La nuova hall del British Museum di Norman Foster

In un’altra capitale europea, a Londra, nel 2000 è stato portato a termine il progetto di restauro della Great Court (la grande corte centrale) del più famoso museo inglese, il British Museum.
Questo ha sede in un edificio risalente alla metà del XVIII secolo: il complesso ospitava un vastissimo cortile al cui centro era stata costruita nel XIX secolo la Reading Room, ossia la sala di lettura delle collezioni librarie del museo.
L’architetto inglese Norman Foster (Stockport 1935) ha così trasformato il vasto spazio vuoto in un cortile coperto da un tetto trasparente e retto da un’armatura metallica (3): un esempio di quella che è stata definita architettura high-tech. Nello spazio ora si trovano il punto informazioni del museo, una libreria e un caffè: il progetto ha dunque permesso di reinventare uno spazio esistente senza tradire la fisionomia dell’edificio originario.

Materiale raccolto:
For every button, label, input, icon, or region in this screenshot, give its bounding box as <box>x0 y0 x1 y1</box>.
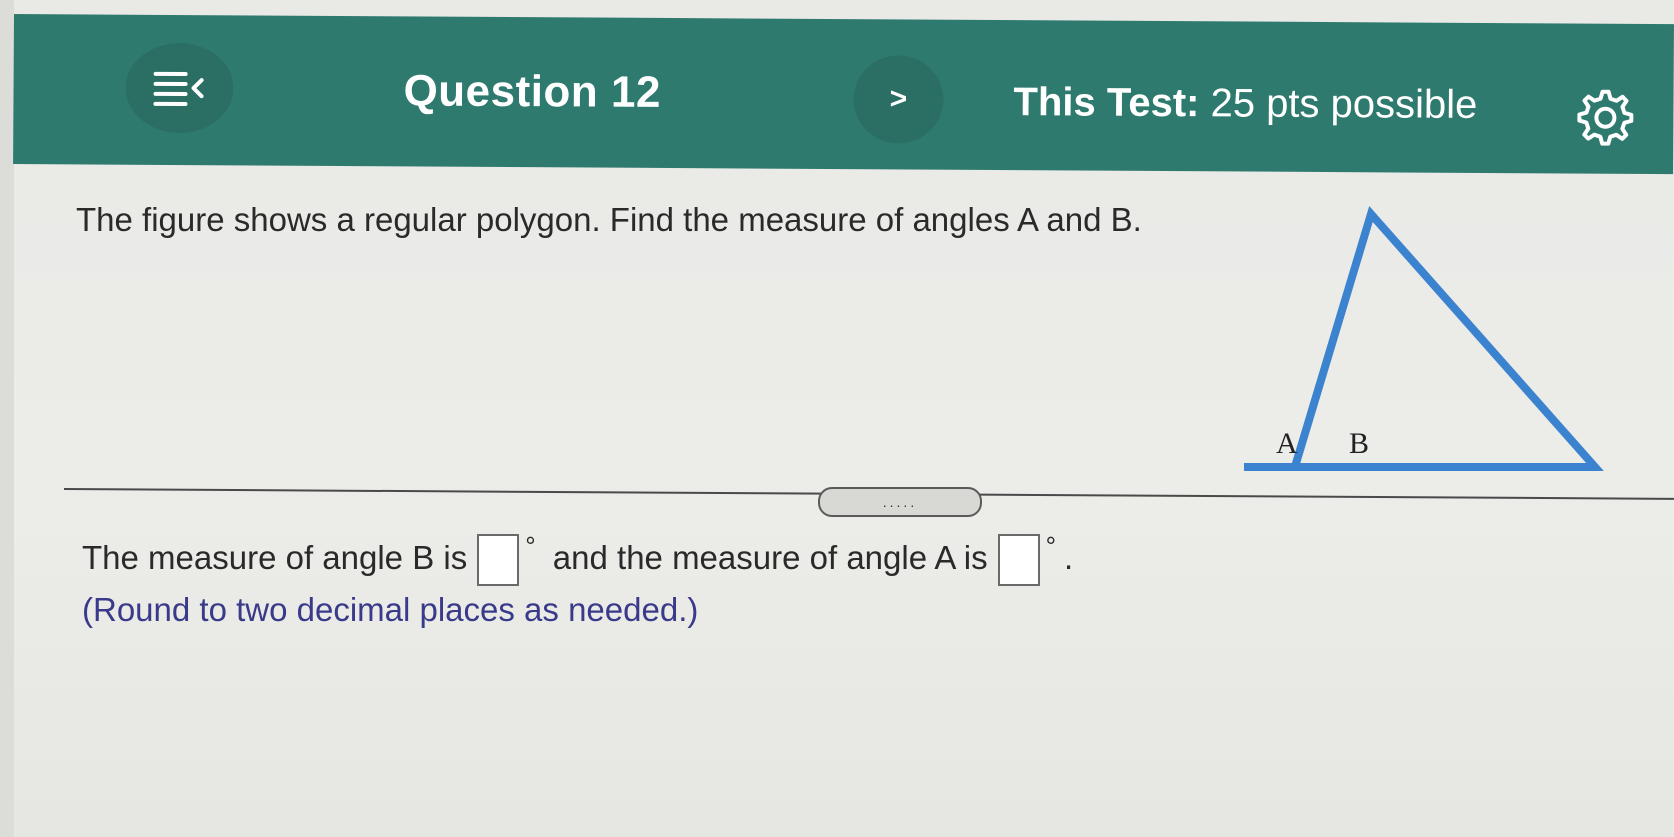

Consegne dell'esercizio:
(1) Rispondi a queste domande sul testo dedicato al British Museum:
(a) In che anno è stato portato a termine il restauro della Great Court?
(b) In quale secolo era stata costruita la Reading Room?
(c) Che cosa si trova oggi nello spazio della corte?
(2) Prosegui il testo sulla nuova hall del British Museum, riprendendo dopo la sua ultima frase.
Le righe non servono per svolgere l'esercizio.

Risposte scritte:
(1)
(a) Nel 2000.
(b) Nel XIX secolo.
(c) Il punto informazioni del museo, una libreria e un caffè.

(2)
 >> pagina 474 

Il Guggenheim di Gehry

Nel 1997 a Bilbao, in Spagna, apre al pubblico il Museo Guggenheim (4), progettato dall’architetto canadese ma naturalizzato americano Frank Gehry (Toronto 1929): anziché svelare la “macchina” dell’edificio, come hanno fatto Piano e Rogers per il Pompidou, Gehry ha decostruito in modo spettacolare lo spazio del museo. L’edificio è formato da una serie di volumi complessi, che rompono in modo drastico con lo stile architettonico tradizionale e allo stesso tempo dialogano con gli edifici e il fiume vicini. Il Guggenheim è interamente rivestito di sottili lastre di titanio, che ricordano le squame di un pesce e riflettono la luce atmosferica. I giochi di luce e ombra che ne scaturiscono rendono sempre diversa la percezione dell’edificio nei vari momenti del giorno.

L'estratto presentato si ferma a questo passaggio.